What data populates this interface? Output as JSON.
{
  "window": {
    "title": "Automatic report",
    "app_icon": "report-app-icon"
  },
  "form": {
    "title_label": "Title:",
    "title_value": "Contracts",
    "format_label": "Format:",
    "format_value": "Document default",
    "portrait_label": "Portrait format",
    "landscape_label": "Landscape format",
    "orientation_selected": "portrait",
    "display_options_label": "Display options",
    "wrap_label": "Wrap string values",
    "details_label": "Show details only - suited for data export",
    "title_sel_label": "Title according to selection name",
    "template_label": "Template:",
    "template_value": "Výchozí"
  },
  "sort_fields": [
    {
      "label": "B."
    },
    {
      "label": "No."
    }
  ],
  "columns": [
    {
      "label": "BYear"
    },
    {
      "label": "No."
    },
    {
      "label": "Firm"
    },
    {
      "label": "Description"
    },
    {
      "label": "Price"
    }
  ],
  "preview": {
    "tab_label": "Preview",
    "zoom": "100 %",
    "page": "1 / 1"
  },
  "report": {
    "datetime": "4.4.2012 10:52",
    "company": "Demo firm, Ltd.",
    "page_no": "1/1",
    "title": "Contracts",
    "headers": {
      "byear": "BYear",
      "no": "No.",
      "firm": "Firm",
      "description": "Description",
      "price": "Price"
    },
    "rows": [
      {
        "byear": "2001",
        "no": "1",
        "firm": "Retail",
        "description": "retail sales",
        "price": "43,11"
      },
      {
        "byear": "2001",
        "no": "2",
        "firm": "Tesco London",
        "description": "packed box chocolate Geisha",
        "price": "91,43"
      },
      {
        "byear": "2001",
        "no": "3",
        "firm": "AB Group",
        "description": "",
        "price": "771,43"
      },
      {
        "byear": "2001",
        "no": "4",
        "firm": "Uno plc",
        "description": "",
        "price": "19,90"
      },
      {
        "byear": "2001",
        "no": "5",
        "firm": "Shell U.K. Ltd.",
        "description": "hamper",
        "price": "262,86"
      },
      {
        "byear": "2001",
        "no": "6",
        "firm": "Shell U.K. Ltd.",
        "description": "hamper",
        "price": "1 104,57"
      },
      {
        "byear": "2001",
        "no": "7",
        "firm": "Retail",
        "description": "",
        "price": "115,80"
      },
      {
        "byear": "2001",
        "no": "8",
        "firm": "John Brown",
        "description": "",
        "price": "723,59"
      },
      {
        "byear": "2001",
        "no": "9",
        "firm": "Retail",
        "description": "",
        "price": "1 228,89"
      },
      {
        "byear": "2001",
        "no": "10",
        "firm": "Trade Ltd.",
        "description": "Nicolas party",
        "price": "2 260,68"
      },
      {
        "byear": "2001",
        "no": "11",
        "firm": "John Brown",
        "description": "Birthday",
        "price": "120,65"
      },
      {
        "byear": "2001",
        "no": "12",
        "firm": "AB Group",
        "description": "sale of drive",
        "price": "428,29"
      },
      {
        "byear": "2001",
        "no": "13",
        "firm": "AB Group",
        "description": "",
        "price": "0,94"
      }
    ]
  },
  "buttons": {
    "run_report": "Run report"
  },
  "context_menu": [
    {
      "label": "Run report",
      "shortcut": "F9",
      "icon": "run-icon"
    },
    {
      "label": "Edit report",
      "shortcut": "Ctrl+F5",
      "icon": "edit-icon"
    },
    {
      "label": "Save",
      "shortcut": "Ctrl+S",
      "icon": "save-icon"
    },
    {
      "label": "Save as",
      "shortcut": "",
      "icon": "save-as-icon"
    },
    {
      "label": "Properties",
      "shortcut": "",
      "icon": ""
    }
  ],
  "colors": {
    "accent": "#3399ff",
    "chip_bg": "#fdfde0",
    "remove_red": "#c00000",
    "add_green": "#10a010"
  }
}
...
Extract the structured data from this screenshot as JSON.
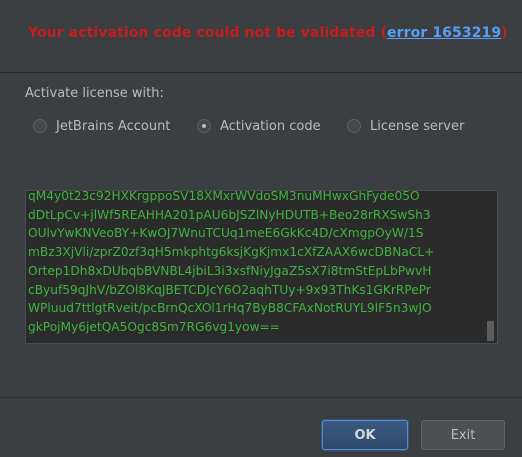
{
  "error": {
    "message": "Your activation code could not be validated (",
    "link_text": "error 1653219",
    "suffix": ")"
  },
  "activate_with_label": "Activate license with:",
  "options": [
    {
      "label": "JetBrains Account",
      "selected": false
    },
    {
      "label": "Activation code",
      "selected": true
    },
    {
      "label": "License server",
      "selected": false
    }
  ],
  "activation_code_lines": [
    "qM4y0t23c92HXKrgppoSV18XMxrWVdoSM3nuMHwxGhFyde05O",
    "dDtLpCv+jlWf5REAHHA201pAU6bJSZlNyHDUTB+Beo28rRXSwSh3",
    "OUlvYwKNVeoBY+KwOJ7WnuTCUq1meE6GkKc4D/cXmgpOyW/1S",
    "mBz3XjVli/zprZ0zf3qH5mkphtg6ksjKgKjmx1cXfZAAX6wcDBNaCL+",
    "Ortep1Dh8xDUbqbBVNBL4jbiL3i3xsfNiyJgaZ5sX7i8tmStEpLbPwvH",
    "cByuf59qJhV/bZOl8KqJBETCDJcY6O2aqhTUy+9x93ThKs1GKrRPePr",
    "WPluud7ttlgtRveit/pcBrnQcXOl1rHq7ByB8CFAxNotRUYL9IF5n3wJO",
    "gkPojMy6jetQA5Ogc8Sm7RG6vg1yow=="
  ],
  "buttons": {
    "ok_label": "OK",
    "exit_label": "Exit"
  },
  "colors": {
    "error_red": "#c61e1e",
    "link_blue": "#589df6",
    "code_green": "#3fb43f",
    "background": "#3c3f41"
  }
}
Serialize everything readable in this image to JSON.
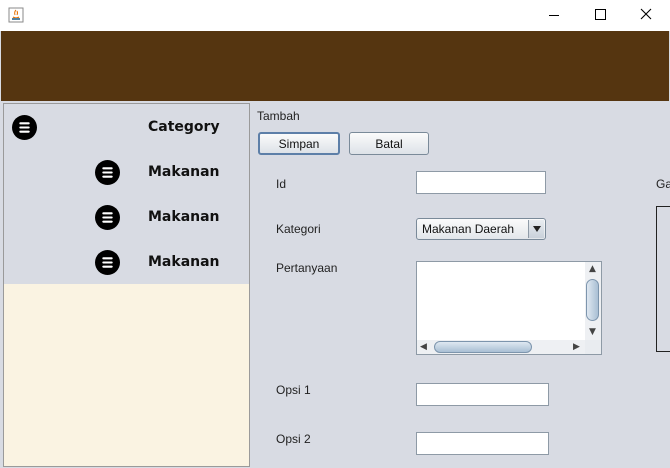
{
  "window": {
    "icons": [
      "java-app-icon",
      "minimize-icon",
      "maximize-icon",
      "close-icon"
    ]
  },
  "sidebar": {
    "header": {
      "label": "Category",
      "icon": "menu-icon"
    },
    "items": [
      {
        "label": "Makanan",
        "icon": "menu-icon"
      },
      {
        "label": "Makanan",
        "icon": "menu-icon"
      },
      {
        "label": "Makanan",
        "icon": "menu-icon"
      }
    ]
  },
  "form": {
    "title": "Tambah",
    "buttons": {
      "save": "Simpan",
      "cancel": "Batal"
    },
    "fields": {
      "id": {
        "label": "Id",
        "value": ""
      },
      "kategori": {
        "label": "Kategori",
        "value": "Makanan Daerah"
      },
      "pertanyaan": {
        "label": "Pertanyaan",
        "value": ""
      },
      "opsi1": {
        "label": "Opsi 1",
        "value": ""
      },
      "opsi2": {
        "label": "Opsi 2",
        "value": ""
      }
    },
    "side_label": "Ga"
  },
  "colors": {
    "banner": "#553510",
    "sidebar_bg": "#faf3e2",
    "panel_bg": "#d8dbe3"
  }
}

== Exercise goal ==
Copy down every line of the material above that includes the string "Contracts".

== Worked solution ==
    "title_value": "Contracts",
    "title": "Contracts",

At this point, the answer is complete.